### Problem
Copy out the entries below precisely; nothing is to be omitted.

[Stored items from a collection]
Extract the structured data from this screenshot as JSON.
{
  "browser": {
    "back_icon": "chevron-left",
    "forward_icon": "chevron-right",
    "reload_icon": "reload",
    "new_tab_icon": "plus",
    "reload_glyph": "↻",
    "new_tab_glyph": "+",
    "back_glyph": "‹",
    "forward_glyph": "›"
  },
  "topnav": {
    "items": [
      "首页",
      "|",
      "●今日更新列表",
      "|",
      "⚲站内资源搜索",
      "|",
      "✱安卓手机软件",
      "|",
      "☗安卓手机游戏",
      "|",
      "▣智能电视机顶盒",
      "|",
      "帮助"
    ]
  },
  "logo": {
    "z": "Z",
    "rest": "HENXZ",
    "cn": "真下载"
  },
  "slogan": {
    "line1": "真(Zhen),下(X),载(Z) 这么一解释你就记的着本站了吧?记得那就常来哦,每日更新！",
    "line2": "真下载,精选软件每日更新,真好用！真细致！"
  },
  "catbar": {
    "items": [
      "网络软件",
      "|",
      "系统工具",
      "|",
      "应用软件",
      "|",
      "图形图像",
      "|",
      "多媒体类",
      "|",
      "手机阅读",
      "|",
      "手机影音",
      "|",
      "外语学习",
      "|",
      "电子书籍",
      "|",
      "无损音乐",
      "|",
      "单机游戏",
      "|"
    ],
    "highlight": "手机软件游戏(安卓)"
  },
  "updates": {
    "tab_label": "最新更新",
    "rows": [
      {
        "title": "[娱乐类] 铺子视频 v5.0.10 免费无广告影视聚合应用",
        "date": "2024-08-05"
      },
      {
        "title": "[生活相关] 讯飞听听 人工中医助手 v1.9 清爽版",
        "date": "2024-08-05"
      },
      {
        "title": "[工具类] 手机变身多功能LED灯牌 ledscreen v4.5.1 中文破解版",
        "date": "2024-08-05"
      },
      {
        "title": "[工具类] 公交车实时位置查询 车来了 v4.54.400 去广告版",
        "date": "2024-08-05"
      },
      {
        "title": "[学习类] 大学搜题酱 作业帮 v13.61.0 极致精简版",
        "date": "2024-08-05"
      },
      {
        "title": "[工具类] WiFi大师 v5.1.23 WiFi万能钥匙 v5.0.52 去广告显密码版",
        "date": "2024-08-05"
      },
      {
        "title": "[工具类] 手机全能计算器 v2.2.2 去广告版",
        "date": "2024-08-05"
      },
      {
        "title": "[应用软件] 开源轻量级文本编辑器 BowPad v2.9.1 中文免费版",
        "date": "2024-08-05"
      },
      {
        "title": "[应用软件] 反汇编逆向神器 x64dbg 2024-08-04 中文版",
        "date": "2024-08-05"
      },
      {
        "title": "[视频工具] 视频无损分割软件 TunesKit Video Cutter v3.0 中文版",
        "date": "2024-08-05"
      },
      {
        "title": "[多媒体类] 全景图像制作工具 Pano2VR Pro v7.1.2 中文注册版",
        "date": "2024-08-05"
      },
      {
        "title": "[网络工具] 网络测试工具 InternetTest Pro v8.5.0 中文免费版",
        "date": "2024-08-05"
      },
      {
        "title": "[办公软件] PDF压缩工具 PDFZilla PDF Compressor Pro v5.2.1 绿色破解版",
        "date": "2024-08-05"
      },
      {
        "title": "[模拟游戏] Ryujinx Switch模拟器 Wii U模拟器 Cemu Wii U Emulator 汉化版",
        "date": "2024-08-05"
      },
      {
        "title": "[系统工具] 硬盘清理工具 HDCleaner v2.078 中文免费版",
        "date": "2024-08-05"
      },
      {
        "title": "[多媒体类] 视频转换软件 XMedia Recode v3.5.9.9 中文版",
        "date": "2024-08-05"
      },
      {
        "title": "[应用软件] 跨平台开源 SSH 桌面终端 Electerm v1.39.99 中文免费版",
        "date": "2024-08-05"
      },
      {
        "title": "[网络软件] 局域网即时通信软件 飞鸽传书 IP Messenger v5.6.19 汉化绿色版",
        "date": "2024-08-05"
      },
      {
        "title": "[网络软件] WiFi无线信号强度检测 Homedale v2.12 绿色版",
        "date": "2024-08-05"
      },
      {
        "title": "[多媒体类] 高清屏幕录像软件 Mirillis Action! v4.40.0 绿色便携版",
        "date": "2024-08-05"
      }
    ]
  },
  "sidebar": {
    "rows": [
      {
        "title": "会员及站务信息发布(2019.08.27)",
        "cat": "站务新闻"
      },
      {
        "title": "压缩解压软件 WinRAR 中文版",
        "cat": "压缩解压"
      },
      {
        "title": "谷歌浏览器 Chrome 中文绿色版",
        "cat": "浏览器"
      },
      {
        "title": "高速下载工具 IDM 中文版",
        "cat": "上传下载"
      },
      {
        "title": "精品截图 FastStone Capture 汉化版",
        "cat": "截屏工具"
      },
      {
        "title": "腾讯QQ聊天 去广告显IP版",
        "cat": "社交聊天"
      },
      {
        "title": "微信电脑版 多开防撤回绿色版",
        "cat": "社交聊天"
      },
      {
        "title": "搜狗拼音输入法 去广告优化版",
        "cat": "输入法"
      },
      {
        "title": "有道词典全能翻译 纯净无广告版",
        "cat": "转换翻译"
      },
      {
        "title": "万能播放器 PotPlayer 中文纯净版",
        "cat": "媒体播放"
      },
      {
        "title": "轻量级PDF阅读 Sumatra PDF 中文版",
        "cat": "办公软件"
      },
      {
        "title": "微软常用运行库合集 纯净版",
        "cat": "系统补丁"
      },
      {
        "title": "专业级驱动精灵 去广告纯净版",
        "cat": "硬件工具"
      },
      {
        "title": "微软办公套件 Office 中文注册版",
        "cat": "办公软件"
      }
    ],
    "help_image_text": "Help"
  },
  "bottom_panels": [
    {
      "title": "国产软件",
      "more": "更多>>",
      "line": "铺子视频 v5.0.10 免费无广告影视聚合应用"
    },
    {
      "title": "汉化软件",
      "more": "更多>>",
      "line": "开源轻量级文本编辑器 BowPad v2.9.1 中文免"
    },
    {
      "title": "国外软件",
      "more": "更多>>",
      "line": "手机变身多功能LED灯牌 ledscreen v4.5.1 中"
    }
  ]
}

### Final answer
Extract the structured data from this screenshot as JSON.
{
  "browser": {
    "back_icon": "chevron-left",
    "forward_icon": "chevron-right",
    "reload_icon": "reload",
    "new_tab_icon": "plus",
    "reload_glyph": "↻",
    "new_tab_glyph": "+",
    "back_glyph": "‹",
    "forward_glyph": "›"
  },
  "topnav": {
    "items": [
      "首页",
      "|",
      "●今日更新列表",
      "|",
      "⚲站内资源搜索",
      "|",
      "✱安卓手机软件",
      "|",
      "☗安卓手机游戏",
      "|",
      "▣智能电视机顶盒",
      "|",
      "帮助"
    ]
  },
  "logo": {
    "z": "Z",
    "rest": "HENXZ",
    "cn": "真下载"
  },
  "slogan": {
    "line1": "真(Zhen),下(X),载(Z) 这么一解释你就记的着本站了吧?记得那就常来哦,每日更新！",
    "line2": "真下载,精选软件每日更新,真好用！真细致！"
  },
  "catbar": {
    "items": [
      "网络软件",
      "|",
      "系统工具",
      "|",
      "应用软件",
      "|",
      "图形图像",
      "|",
      "多媒体类",
      "|",
      "手机阅读",
      "|",
      "手机影音",
      "|",
      "外语学习",
      "|",
      "电子书籍",
      "|",
      "无损音乐",
      "|",
      "单机游戏",
      "|"
    ],
    "highlight": "手机软件游戏(安卓)"
  },
  "updates": {
    "tab_label": "最新更新",
    "rows": [
      {
        "title": "[娱乐类] 铺子视频 v5.0.10 免费无广告影视聚合应用",
        "date": "2024-08-05"
      },
      {
        "title": "[生活相关] 讯飞听听 人工中医助手 v1.9 清爽版",
        "date": "2024-08-05"
      },
      {
        "title": "[工具类] 手机变身多功能LED灯牌 ledscreen v4.5.1 中文破解版",
        "date": "2024-08-05"
      },
      {
        "title": "[工具类] 公交车实时位置查询 车来了 v4.54.400 去广告版",
        "date": "2024-08-05"
      },
      {
        "title": "[学习类] 大学搜题酱 作业帮 v13.61.0 极致精简版",
        "date": "2024-08-05"
      },
      {
        "title": "[工具类] WiFi大师 v5.1.23 WiFi万能钥匙 v5.0.52 去广告显密码版",
        "date": "2024-08-05"
      },
      {
        "title": "[工具类] 手机全能计算器 v2.2.2 去广告版",
        "date": "2024-08-05"
      },
      {
        "title": "[应用软件] 开源轻量级文本编辑器 BowPad v2.9.1 中文免费版",
        "date": "2024-08-05"
      },
      {
        "title": "[应用软件] 反汇编逆向神器 x64dbg 2024-08-04 中文版",
        "date": "2024-08-05"
      },
      {
        "title": "[视频工具] 视频无损分割软件 TunesKit Video Cutter v3.0 中文版",
        "date": "2024-08-05"
      },
      {
        "title": "[多媒体类] 全景图像制作工具 Pano2VR Pro v7.1.2 中文注册版",
        "date": "2024-08-05"
      },
      {
        "title": "[网络工具] 网络测试工具 InternetTest Pro v8.5.0 中文免费版",
        "date": "2024-08-05"
      },
      {
        "title": "[办公软件] PDF压缩工具 PDFZilla PDF Compressor Pro v5.2.1 绿色破解版",
        "date": "2024-08-05"
      },
      {
        "title": "[模拟游戏] Ryujinx Switch模拟器 Wii U模拟器 Cemu Wii U Emulator 汉化版",
        "date": "2024-08-05"
      },
      {
        "title": "[系统工具] 硬盘清理工具 HDCleaner v2.078 中文免费版",
        "date": "2024-08-05"
      },
      {
        "title": "[多媒体类] 视频转换软件 XMedia Recode v3.5.9.9 中文版",
        "date": "2024-08-05"
      },
      {
        "title": "[应用软件] 跨平台开源 SSH 桌面终端 Electerm v1.39.99 中文免费版",
        "date": "2024-08-05"
      },
      {
        "title": "[网络软件] 局域网即时通信软件 飞鸽传书 IP Messenger v5.6.19 汉化绿色版",
        "date": "2024-08-05"
      },
      {
        "title": "[网络软件] WiFi无线信号强度检测 Homedale v2.12 绿色版",
        "date": "2024-08-05"
      },
      {
        "title": "[多媒体类] 高清屏幕录像软件 Mirillis Action! v4.40.0 绿色便携版",
        "date": "2024-08-05"
      }
    ]
  },
  "sidebar": {
    "rows": [
      {
        "title": "会员及站务信息发布(2019.08.27)",
        "cat": "站务新闻"
      },
      {
        "title": "压缩解压软件 WinRAR 中文版",
        "cat": "压缩解压"
      },
      {
        "title": "谷歌浏览器 Chrome 中文绿色版",
        "cat": "浏览器"
      },
      {
        "title": "高速下载工具 IDM 中文版",
        "cat": "上传下载"
      },
      {
        "title": "精品截图 FastStone Capture 汉化版",
        "cat": "截屏工具"
      },
      {
        "title": "腾讯QQ聊天 去广告显IP版",
        "cat": "社交聊天"
      },
      {
        "title": "微信电脑版 多开防撤回绿色版",
        "cat": "社交聊天"
      },
      {
        "title": "搜狗拼音输入法 去广告优化版",
        "cat": "输入法"
      },
      {
        "title": "有道词典全能翻译 纯净无广告版",
        "cat": "转换翻译"
      },
      {
        "title": "万能播放器 PotPlayer 中文纯净版",
        "cat": "媒体播放"
      },
      {
        "title": "轻量级PDF阅读 Sumatra PDF 中文版",
        "cat": "办公软件"
      },
      {
        "title": "微软常用运行库合集 纯净版",
        "cat": "系统补丁"
      },
      {
        "title": "专业级驱动精灵 去广告纯净版",
        "cat": "硬件工具"
      },
      {
        "title": "微软办公套件 Office 中文注册版",
        "cat": "办公软件"
      }
    ],
    "help_image_text": "Help"
  },
  "bottom_panels": [
    {
      "title": "国产软件",
      "more": "更多>>",
      "line": "铺子视频 v5.0.10 免费无广告影视聚合应用"
    },
    {
      "title": "汉化软件",
      "more": "更多>>",
      "line": "开源轻量级文本编辑器 BowPad v2.9.1 中文免"
    },
    {
      "title": "国外软件",
      "more": "更多>>",
      "line": "手机变身多功能LED灯牌 ledscreen v4.5.1 中"
    }
  ]
}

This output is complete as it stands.